§ **Extracted records**:

******

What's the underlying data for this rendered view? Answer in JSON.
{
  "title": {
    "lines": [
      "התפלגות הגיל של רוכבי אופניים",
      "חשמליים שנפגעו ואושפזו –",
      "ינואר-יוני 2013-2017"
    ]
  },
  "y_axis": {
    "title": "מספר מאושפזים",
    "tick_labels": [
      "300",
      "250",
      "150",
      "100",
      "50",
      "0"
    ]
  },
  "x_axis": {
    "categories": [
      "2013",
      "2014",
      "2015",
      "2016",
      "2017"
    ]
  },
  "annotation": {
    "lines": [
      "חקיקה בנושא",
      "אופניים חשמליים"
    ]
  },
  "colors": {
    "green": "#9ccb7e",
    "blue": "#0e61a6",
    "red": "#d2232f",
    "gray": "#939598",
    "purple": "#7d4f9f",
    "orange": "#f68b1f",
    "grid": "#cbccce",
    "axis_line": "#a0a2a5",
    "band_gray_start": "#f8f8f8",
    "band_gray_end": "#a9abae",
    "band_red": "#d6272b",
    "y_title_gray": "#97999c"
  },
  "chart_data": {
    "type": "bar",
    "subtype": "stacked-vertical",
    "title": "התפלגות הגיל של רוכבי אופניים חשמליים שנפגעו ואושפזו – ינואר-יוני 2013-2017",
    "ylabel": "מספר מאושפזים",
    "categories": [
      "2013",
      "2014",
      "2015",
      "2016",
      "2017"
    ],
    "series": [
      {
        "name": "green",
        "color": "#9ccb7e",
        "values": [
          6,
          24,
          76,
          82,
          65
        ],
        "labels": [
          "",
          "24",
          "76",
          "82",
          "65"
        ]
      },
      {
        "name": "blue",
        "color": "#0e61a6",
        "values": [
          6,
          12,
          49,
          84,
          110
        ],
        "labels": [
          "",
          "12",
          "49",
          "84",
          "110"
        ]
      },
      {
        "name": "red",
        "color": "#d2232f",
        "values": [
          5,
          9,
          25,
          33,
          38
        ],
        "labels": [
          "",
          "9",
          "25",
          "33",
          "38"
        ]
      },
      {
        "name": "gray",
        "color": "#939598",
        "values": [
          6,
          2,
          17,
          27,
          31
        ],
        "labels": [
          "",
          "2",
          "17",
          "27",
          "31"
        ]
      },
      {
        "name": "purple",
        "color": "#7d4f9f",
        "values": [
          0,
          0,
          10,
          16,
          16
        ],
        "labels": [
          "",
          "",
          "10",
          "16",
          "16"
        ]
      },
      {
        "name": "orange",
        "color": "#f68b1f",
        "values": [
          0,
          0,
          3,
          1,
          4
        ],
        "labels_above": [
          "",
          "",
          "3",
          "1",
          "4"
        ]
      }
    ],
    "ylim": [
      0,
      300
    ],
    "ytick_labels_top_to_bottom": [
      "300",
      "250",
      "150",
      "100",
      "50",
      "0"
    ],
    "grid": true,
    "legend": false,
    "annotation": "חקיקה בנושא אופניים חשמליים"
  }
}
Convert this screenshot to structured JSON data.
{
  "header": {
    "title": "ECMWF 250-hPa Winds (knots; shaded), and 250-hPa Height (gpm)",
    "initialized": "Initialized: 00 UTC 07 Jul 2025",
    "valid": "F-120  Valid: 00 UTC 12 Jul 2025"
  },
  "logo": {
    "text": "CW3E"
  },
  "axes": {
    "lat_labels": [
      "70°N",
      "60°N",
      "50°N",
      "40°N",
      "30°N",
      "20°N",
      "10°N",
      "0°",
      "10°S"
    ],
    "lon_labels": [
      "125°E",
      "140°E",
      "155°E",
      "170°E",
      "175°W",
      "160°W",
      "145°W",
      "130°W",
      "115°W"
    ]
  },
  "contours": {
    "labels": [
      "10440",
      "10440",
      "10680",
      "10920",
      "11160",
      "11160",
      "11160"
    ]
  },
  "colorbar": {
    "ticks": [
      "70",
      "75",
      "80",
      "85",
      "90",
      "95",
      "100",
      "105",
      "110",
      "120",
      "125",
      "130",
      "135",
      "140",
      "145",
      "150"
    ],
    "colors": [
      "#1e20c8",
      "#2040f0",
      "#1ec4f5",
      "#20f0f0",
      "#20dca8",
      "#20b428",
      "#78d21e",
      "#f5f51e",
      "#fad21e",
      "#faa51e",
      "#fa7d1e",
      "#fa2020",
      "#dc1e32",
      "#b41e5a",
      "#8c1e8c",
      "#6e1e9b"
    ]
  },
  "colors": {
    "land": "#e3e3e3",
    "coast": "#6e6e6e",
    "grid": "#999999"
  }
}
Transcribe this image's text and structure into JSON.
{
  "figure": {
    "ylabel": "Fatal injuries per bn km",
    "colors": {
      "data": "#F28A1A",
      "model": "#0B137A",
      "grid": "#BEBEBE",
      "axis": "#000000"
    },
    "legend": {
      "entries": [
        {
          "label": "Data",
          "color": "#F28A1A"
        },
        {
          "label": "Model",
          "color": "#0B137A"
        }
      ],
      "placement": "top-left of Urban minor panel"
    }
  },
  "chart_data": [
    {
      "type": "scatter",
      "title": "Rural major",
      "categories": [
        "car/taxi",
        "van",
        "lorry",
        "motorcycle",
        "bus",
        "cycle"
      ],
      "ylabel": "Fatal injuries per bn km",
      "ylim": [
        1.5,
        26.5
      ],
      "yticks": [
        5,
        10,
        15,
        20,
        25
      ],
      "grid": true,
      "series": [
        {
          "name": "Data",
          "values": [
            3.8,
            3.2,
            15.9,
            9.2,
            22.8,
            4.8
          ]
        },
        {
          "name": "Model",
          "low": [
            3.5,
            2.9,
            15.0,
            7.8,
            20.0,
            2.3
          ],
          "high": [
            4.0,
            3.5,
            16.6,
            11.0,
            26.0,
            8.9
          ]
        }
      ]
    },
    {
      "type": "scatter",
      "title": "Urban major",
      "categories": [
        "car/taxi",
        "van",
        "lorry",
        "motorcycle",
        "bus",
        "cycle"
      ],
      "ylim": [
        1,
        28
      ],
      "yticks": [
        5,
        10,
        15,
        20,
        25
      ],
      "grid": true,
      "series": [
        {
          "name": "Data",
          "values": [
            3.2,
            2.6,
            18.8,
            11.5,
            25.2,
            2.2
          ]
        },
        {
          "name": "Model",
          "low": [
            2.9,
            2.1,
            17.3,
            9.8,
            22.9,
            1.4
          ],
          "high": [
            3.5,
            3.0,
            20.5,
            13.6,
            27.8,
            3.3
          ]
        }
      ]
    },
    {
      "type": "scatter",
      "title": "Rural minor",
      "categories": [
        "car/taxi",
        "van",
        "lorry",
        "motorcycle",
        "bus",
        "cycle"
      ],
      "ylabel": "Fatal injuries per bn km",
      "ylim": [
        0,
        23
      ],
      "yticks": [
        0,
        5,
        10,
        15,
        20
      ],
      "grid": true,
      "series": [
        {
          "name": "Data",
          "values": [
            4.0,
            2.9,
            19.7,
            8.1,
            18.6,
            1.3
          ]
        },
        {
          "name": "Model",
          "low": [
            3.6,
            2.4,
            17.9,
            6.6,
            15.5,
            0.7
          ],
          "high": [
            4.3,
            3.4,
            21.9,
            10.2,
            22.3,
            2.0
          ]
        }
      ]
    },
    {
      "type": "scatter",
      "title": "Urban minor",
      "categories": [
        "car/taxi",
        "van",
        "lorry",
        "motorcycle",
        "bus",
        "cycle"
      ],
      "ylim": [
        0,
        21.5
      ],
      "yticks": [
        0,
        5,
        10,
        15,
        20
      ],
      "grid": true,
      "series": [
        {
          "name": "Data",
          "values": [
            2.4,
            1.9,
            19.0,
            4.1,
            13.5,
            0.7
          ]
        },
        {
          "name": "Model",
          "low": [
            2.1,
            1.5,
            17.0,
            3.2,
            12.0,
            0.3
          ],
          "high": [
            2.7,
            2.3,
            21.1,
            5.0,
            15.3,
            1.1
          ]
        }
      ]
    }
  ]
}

******

§ **Task**: Find the string "this" in the records, then copy each line where it occurs.

§ **Full output**:
What's the underlying data for this rendered view? Answer in JSON.
Convert this screenshot to structured JSON data.
Transcribe this image's text and structure into JSON.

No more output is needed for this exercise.